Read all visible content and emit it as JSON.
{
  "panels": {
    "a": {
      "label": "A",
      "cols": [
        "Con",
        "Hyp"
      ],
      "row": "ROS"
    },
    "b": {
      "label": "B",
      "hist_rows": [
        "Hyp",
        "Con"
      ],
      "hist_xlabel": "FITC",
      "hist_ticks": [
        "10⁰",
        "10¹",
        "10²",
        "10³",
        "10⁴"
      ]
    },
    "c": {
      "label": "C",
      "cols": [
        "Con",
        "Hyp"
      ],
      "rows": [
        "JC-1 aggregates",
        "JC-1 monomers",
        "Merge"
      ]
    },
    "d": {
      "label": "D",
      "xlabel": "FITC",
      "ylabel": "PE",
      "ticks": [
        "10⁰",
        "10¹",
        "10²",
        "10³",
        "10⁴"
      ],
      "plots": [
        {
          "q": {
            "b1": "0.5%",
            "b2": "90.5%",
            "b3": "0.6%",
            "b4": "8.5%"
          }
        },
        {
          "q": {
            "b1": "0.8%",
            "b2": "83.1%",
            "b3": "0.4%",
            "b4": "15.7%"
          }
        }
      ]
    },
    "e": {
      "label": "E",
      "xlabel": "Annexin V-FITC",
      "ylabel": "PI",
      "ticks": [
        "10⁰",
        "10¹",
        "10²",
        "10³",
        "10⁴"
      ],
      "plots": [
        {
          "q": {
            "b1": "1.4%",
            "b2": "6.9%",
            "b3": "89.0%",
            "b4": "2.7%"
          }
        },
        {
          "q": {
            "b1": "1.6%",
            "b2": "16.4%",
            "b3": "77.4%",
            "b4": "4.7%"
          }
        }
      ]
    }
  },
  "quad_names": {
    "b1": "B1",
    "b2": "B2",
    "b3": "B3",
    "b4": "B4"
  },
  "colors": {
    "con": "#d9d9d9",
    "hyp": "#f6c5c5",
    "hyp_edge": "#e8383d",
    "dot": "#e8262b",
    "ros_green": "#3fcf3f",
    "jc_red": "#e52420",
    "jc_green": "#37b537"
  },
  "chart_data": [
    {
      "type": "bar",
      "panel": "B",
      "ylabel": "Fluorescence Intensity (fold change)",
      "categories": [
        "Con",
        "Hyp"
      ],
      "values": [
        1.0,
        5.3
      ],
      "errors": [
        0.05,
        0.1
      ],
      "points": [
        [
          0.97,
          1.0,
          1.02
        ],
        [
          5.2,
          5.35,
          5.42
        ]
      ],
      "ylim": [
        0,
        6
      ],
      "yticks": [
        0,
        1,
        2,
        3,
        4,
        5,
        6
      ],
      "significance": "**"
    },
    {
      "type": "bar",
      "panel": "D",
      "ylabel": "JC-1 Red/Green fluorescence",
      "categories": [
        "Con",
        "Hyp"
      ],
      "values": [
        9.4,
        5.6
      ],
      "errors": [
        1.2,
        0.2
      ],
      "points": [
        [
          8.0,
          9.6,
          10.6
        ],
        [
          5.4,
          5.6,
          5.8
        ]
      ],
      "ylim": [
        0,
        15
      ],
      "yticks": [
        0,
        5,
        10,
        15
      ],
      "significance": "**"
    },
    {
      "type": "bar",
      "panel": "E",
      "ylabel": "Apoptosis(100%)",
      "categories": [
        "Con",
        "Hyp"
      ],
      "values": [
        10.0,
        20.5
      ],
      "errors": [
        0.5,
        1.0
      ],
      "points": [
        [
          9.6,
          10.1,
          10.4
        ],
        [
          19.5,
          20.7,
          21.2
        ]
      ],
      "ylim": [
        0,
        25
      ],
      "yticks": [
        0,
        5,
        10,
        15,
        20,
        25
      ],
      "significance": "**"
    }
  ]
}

DIRECTIONS FOR THIS TASK
Each line must be given again exactly as written above.

OUTPUT
Read all visible content and emit it as JSON.
{
  "panels": {
    "a": {
      "label": "A",
      "cols": [
        "Con",
        "Hyp"
      ],
      "row": "ROS"
    },
    "b": {
      "label": "B",
      "hist_rows": [
        "Hyp",
        "Con"
      ],
      "hist_xlabel": "FITC",
      "hist_ticks": [
        "10⁰",
        "10¹",
        "10²",
        "10³",
        "10⁴"
      ]
    },
    "c": {
      "label": "C",
      "cols": [
        "Con",
        "Hyp"
      ],
      "rows": [
        "JC-1 aggregates",
        "JC-1 monomers",
        "Merge"
      ]
    },
    "d": {
      "label": "D",
      "xlabel": "FITC",
      "ylabel": "PE",
      "ticks": [
        "10⁰",
        "10¹",
        "10²",
        "10³",
        "10⁴"
      ],
      "plots": [
        {
          "q": {
            "b1": "0.5%",
            "b2": "90.5%",
            "b3": "0.6%",
            "b4": "8.5%"
          }
        },
        {
          "q": {
            "b1": "0.8%",
            "b2": "83.1%",
            "b3": "0.4%",
            "b4": "15.7%"
          }
        }
      ]
    },
    "e": {
      "label": "E",
      "xlabel": "Annexin V-FITC",
      "ylabel": "PI",
      "ticks": [
        "10⁰",
        "10¹",
        "10²",
        "10³",
        "10⁴"
      ],
      "plots": [
        {
          "q": {
            "b1": "1.4%",
            "b2": "6.9%",
            "b3": "89.0%",
            "b4": "2.7%"
          }
        },
        {
          "q": {
            "b1": "1.6%",
            "b2": "16.4%",
            "b3": "77.4%",
            "b4": "4.7%"
          }
        }
      ]
    }
  },
  "quad_names": {
    "b1": "B1",
    "b2": "B2",
    "b3": "B3",
    "b4": "B4"
  },
  "colors": {
    "con": "#d9d9d9",
    "hyp": "#f6c5c5",
    "hyp_edge": "#e8383d",
    "dot": "#e8262b",
    "ros_green": "#3fcf3f",
    "jc_red": "#e52420",
    "jc_green": "#37b537"
  },
  "chart_data": [
    {
      "type": "bar",
      "panel": "B",
      "ylabel": "Fluorescence Intensity (fold change)",
      "categories": [
        "Con",
        "Hyp"
      ],
      "values": [
        1.0,
        5.3
      ],
      "errors": [
        0.05,
        0.1
      ],
      "points": [
        [
          0.97,
          1.0,
          1.02
        ],
        [
          5.2,
          5.35,
          5.42
        ]
      ],
      "ylim": [
        0,
        6
      ],
      "yticks": [
        0,
        1,
        2,
        3,
        4,
        5,
        6
      ],
      "significance": "**"
    },
    {
      "type": "bar",
      "panel": "D",
      "ylabel": "JC-1 Red/Green fluorescence",
      "categories": [
        "Con",
        "Hyp"
      ],
      "values": [
        9.4,
        5.6
      ],
      "errors": [
        1.2,
        0.2
      ],
      "points": [
        [
          8.0,
          9.6,
          10.6
        ],
        [
          5.4,
          5.6,
          5.8
        ]
      ],
      "ylim": [
        0,
        15
      ],
      "yticks": [
        0,
        5,
        10,
        15
      ],
      "significance": "**"
    },
    {
      "type": "bar",
      "panel": "E",
      "ylabel": "Apoptosis(100%)",
      "categories": [
        "Con",
        "Hyp"
      ],
      "values": [
        10.0,
        20.5
      ],
      "errors": [
        0.5,
        1.0
      ],
      "points": [
        [
          9.6,
          10.1,
          10.4
        ],
        [
          19.5,
          20.7,
          21.2
        ]
      ],
      "ylim": [
        0,
        25
      ],
      "yticks": [
        0,
        5,
        10,
        15,
        20,
        25
      ],
      "significance": "**"
    }
  ]
}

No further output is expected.